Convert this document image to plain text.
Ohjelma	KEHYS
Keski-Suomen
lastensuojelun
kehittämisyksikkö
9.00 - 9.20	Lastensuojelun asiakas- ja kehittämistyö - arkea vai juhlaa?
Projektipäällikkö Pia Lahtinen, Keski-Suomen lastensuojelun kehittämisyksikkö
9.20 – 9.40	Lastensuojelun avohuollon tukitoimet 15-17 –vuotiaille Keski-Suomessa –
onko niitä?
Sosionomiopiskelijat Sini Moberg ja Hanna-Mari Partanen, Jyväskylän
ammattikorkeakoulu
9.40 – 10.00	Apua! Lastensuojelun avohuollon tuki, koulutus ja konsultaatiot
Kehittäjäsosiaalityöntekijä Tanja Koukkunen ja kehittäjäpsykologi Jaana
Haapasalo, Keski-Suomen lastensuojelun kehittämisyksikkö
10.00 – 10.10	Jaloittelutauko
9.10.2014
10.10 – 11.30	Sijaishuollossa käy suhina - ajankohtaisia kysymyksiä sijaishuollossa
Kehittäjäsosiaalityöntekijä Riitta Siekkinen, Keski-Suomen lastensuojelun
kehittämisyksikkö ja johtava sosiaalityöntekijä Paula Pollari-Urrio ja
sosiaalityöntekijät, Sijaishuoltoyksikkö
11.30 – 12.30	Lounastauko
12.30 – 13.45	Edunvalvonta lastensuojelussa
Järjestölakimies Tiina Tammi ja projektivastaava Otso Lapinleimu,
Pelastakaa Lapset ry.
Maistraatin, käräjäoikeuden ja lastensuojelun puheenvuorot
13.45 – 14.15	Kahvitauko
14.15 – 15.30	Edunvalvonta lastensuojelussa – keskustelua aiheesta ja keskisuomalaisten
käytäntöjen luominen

● Exercise directions
Print all of the entries exactly as they are written.

● Task answer
Convert this document image to plain text.
Ohjelma	KEHYS
Keski-Suomen
lastensuojelun
kehittämisyksikkö
9.00 - 9.20	Lastensuojelun asiakas- ja kehittämistyö - arkea vai juhlaa?
Projektipäällikkö Pia Lahtinen, Keski-Suomen lastensuojelun kehittämisyksikkö
9.20 – 9.40	Lastensuojelun avohuollon tukitoimet 15-17 –vuotiaille Keski-Suomessa –
onko niitä?
Sosionomiopiskelijat Sini Moberg ja Hanna-Mari Partanen, Jyväskylän
ammattikorkeakoulu
9.40 – 10.00	Apua! Lastensuojelun avohuollon tuki, koulutus ja konsultaatiot
Kehittäjäsosiaalityöntekijä Tanja Koukkunen ja kehittäjäpsykologi Jaana
Haapasalo, Keski-Suomen lastensuojelun kehittämisyksikkö
10.00 – 10.10	Jaloittelutauko
9.10.2014
10.10 – 11.30	Sijaishuollossa käy suhina - ajankohtaisia kysymyksiä sijaishuollossa
Kehittäjäsosiaalityöntekijä Riitta Siekkinen, Keski-Suomen lastensuojelun
kehittämisyksikkö ja johtava sosiaalityöntekijä Paula Pollari-Urrio ja
sosiaalityöntekijät, Sijaishuoltoyksikkö
11.30 – 12.30	Lounastauko
12.30 – 13.45	Edunvalvonta lastensuojelussa
Järjestölakimies Tiina Tammi ja projektivastaava Otso Lapinleimu,
Pelastakaa Lapset ry.
Maistraatin, käräjäoikeuden ja lastensuojelun puheenvuorot
13.45 – 14.15	Kahvitauko
14.15 – 15.30	Edunvalvonta lastensuojelussa – keskustelua aiheesta ja keskisuomalaisten
käytäntöjen luominen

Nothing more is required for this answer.